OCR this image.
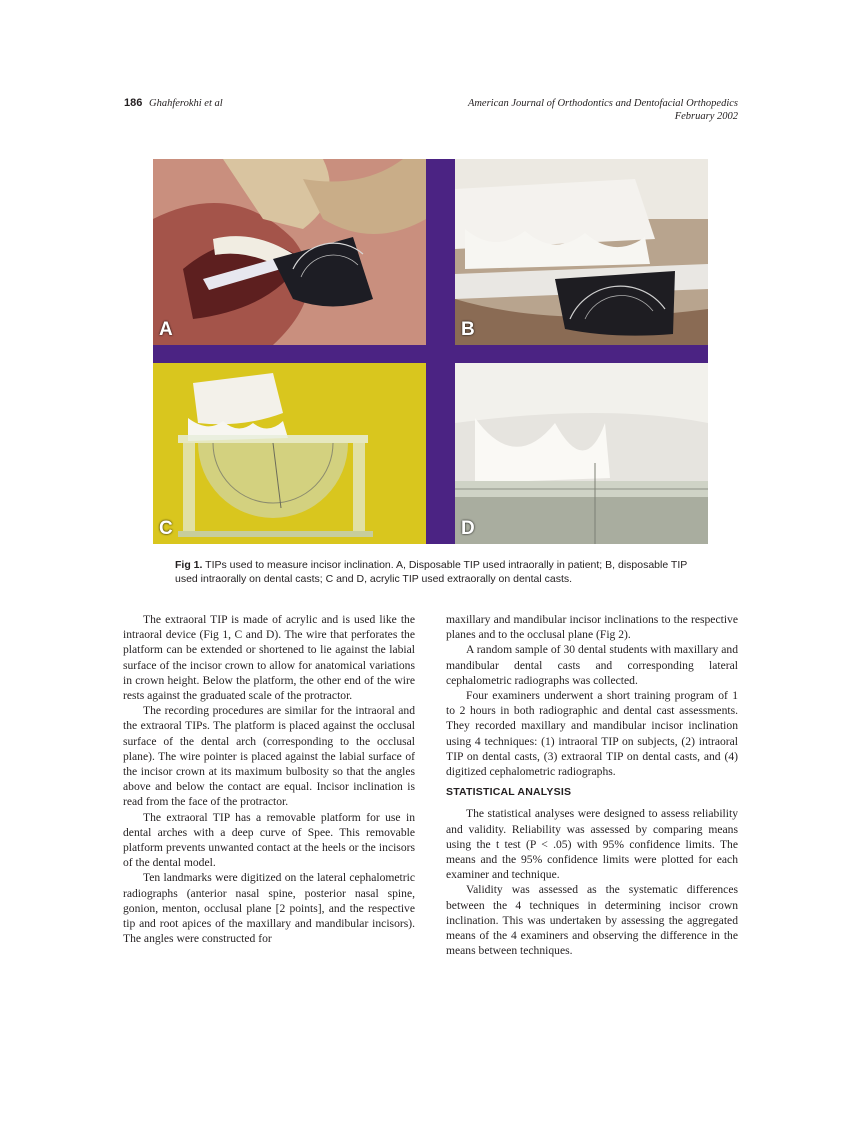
186 Ghahferokhi et al	American Journal of Orthodontics and Dentofacial Orthopedics
February 2002
A	B
C	D
Fig 1. TIPs used to measure incisor inclination. A, Disposable TIP used intraorally in patient; B, disposable TIP used intraorally on dental casts; C and D, acrylic TIP used extraorally on dental casts.

The extraoral TIP is made of acrylic and is used like the intraoral device (Fig 1, C and D). The wire that perforates the platform can be extended or shortened to lie against the labial surface of the incisor crown to allow for anatomical variations in crown height. Below the platform, the other end of the wire rests against the graduated scale of the protractor.

The recording procedures are similar for the intraoral and the extraoral TIPs. The platform is placed against the occlusal surface of the dental arch (corresponding to the occlusal plane). The wire pointer is placed against the labial surface of the incisor crown at its maximum bulbosity so that the angles above and below the contact are equal. Incisor inclination is read from the face of the protractor.

The extraoral TIP has a removable platform for use in dental arches with a deep curve of Spee. This removable platform prevents unwanted contact at the heels or the incisors of the dental model.

Ten landmarks were digitized on the lateral cephalometric radiographs (anterior nasal spine, posterior nasal spine, gonion, menton, occlusal plane [2 points], and the respective tip and root apices of the maxillary and mandibular incisors). The angles were constructed for

maxillary and mandibular incisor inclinations to the respective planes and to the occlusal plane (Fig 2).

A random sample of 30 dental students with maxillary and mandibular dental casts and corresponding lateral cephalometric radiographs was collected.

Four examiners underwent a short training program of 1 to 2 hours in both radiographic and dental cast assessments. They recorded maxillary and mandibular incisor inclination using 4 techniques: (1) intraoral TIP on subjects, (2) intraoral TIP on dental casts, (3) extraoral TIP on dental casts, and (4) digitized cephalometric radiographs.

STATISTICAL ANALYSIS

The statistical analyses were designed to assess reliability and validity. Reliability was assessed by comparing means using the t test (P < .05) with 95% confidence limits. The means and the 95% confidence limits were plotted for each examiner and technique.

Validity was assessed as the systematic differences between the 4 techniques in determining incisor crown inclination. This was undertaken by assessing the aggregated means of the 4 examiners and observing the difference in the means between techniques.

· · · · · · ·

#### Work instructions:
Using the records above, say how many lines include the string "respective". Only the number is wanted.

#### Exercise response:
2